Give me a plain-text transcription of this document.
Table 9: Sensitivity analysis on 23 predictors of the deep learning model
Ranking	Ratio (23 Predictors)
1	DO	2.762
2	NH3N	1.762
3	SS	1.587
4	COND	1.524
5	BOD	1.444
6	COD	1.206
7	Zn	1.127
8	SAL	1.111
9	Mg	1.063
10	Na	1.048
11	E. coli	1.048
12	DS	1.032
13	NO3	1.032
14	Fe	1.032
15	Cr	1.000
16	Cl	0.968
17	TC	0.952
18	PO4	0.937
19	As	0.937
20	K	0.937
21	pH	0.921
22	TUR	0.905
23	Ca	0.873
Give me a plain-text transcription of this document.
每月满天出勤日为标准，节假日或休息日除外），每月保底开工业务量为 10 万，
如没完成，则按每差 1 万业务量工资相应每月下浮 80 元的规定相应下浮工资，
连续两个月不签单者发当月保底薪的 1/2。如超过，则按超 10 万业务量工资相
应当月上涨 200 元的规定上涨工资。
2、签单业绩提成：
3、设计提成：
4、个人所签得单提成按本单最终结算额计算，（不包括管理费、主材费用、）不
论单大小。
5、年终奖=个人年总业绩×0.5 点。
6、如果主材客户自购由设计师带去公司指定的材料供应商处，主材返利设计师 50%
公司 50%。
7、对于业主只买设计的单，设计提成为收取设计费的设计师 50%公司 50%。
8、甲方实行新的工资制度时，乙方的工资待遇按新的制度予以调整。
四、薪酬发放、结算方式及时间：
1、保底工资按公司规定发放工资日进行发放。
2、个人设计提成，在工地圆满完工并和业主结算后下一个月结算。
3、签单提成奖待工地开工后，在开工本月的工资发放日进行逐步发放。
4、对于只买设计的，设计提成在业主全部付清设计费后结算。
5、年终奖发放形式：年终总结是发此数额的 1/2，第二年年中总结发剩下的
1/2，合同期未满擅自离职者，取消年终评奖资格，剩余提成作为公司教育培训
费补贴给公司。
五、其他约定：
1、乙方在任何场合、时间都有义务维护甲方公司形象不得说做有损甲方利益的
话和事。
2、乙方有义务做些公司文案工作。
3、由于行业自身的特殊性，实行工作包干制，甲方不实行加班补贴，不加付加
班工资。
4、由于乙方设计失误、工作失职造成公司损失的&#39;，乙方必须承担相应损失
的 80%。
......
== GOAL OF THE EXERCISE ==
Retype the records in full. Keep every line identical to the original.

== ANSWER FOR THIS EXERCISE ==
Give me a plain-text transcription of this document.
Table 9: Sensitivity analysis on 23 predictors of the deep learning model
Ranking	Ratio (23 Predictors)
1	DO	2.762
2	NH3N	1.762
3	SS	1.587
4	COND	1.524
5	BOD	1.444
6	COD	1.206
7	Zn	1.127
8	SAL	1.111
9	Mg	1.063
10	Na	1.048
11	E. coli	1.048
12	DS	1.032
13	NO3	1.032
14	Fe	1.032
15	Cr	1.000
16	Cl	0.968
17	TC	0.952
18	PO4	0.937
19	As	0.937
20	K	0.937
21	pH	0.921
22	TUR	0.905
23	Ca	0.873
Give me a plain-text transcription of this document.
每月满天出勤日为标准，节假日或休息日除外），每月保底开工业务量为 10 万，
如没完成，则按每差 1 万业务量工资相应每月下浮 80 元的规定相应下浮工资，
连续两个月不签单者发当月保底薪的 1/2。如超过，则按超 10 万业务量工资相
应当月上涨 200 元的规定上涨工资。
2、签单业绩提成：
3、设计提成：
4、个人所签得单提成按本单最终结算额计算，（不包括管理费、主材费用、）不
论单大小。
5、年终奖=个人年总业绩×0.5 点。
6、如果主材客户自购由设计师带去公司指定的材料供应商处，主材返利设计师 50%
公司 50%。
7、对于业主只买设计的单，设计提成为收取设计费的设计师 50%公司 50%。
8、甲方实行新的工资制度时，乙方的工资待遇按新的制度予以调整。
四、薪酬发放、结算方式及时间：
1、保底工资按公司规定发放工资日进行发放。
2、个人设计提成，在工地圆满完工并和业主结算后下一个月结算。
3、签单提成奖待工地开工后，在开工本月的工资发放日进行逐步发放。
4、对于只买设计的，设计提成在业主全部付清设计费后结算。
5、年终奖发放形式：年终总结是发此数额的 1/2，第二年年中总结发剩下的
1/2，合同期未满擅自离职者，取消年终评奖资格，剩余提成作为公司教育培训
费补贴给公司。
五、其他约定：
1、乙方在任何场合、时间都有义务维护甲方公司形象不得说做有损甲方利益的
话和事。
2、乙方有义务做些公司文案工作。
3、由于行业自身的特殊性，实行工作包干制，甲方不实行加班补贴，不加付加
班工资。
4、由于乙方设计失误、工作失职造成公司损失的&#39;，乙方必须承担相应损失
的 80%。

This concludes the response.